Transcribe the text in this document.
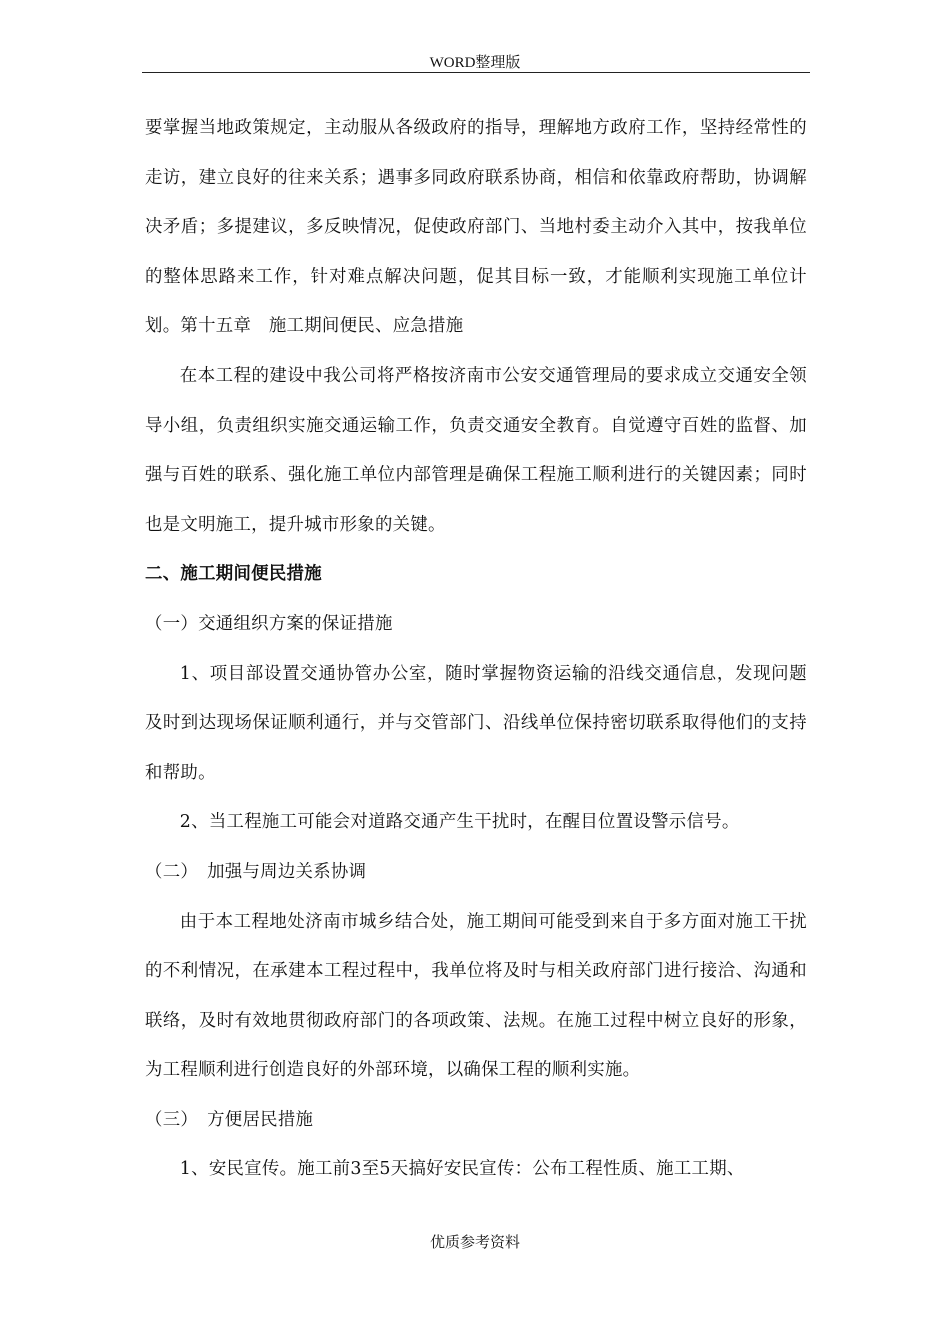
WORD整理版

要掌握当地政策规定，主动服从各级政府的指导，理解地方政府工作，坚持经常性的走访，建立良好的往来关系；遇事多同政府联系协商，相信和依靠政府帮助，协调解决矛盾；多提建议，多反映情况，促使政府部门、当地村委主动介入其中，按我单位的整体思路来工作，针对难点解决问题，促其目标一致，才能顺利实现施工单位计划。第十五章　施工期间便民、应急措施

在本工程的建设中我公司将严格按济南市公安交通管理局的要求成立交通安全领导小组，负责组织实施交通运输工作，负责交通安全教育。自觉遵守百姓的监督、加强与百姓的联系、强化施工单位内部管理是确保工程施工顺利进行的关键因素；同时也是文明施工，提升城市形象的关键。

二、施工期间便民措施

（一）交通组织方案的保证措施

1、项目部设置交通协管办公室，随时掌握物资运输的沿线交通信息，发现问题及时到达现场保证顺利通行，并与交管部门、沿线单位保持密切联系取得他们的支持和帮助。

2、当工程施工可能会对道路交通产生干扰时，在醒目位置设警示信号。

（二）　加强与周边关系协调

由于本工程地处济南市城乡结合处，施工期间可能受到来自于多方面对施工干扰的不利情况，在承建本工程过程中，我单位将及时与相关政府部门进行接洽、沟通和联络，及时有效地贯彻政府部门的各项政策、法规。在施工过程中树立良好的形象，为工程顺利进行创造良好的外部环境，以确保工程的顺利实施。

（三）　方便居民措施

1、安民宣传。施工前3至5天搞好安民宣传：公布工程性质、施工工期、

优质参考资料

────

Requirements
Every line of text is to be repeated exactly; pictures are left out.

Task output
Transcribe the text in this document.
WORD整理版

要掌握当地政策规定，主动服从各级政府的指导，理解地方政府工作，坚持经常性的走访，建立良好的往来关系；遇事多同政府联系协商，相信和依靠政府帮助，协调解决矛盾；多提建议，多反映情况，促使政府部门、当地村委主动介入其中，按我单位的整体思路来工作，针对难点解决问题，促其目标一致，才能顺利实现施工单位计划。第十五章　施工期间便民、应急措施

在本工程的建设中我公司将严格按济南市公安交通管理局的要求成立交通安全领导小组，负责组织实施交通运输工作，负责交通安全教育。自觉遵守百姓的监督、加强与百姓的联系、强化施工单位内部管理是确保工程施工顺利进行的关键因素；同时也是文明施工，提升城市形象的关键。

二、施工期间便民措施

（一）交通组织方案的保证措施

1、项目部设置交通协管办公室，随时掌握物资运输的沿线交通信息，发现问题及时到达现场保证顺利通行，并与交管部门、沿线单位保持密切联系取得他们的支持和帮助。

2、当工程施工可能会对道路交通产生干扰时，在醒目位置设警示信号。

（二）　加强与周边关系协调

由于本工程地处济南市城乡结合处，施工期间可能受到来自于多方面对施工干扰的不利情况，在承建本工程过程中，我单位将及时与相关政府部门进行接洽、沟通和联络，及时有效地贯彻政府部门的各项政策、法规。在施工过程中树立良好的形象，为工程顺利进行创造良好的外部环境，以确保工程的顺利实施。

（三）　方便居民措施

1、安民宣传。施工前3至5天搞好安民宣传：公布工程性质、施工工期、

优质参考资料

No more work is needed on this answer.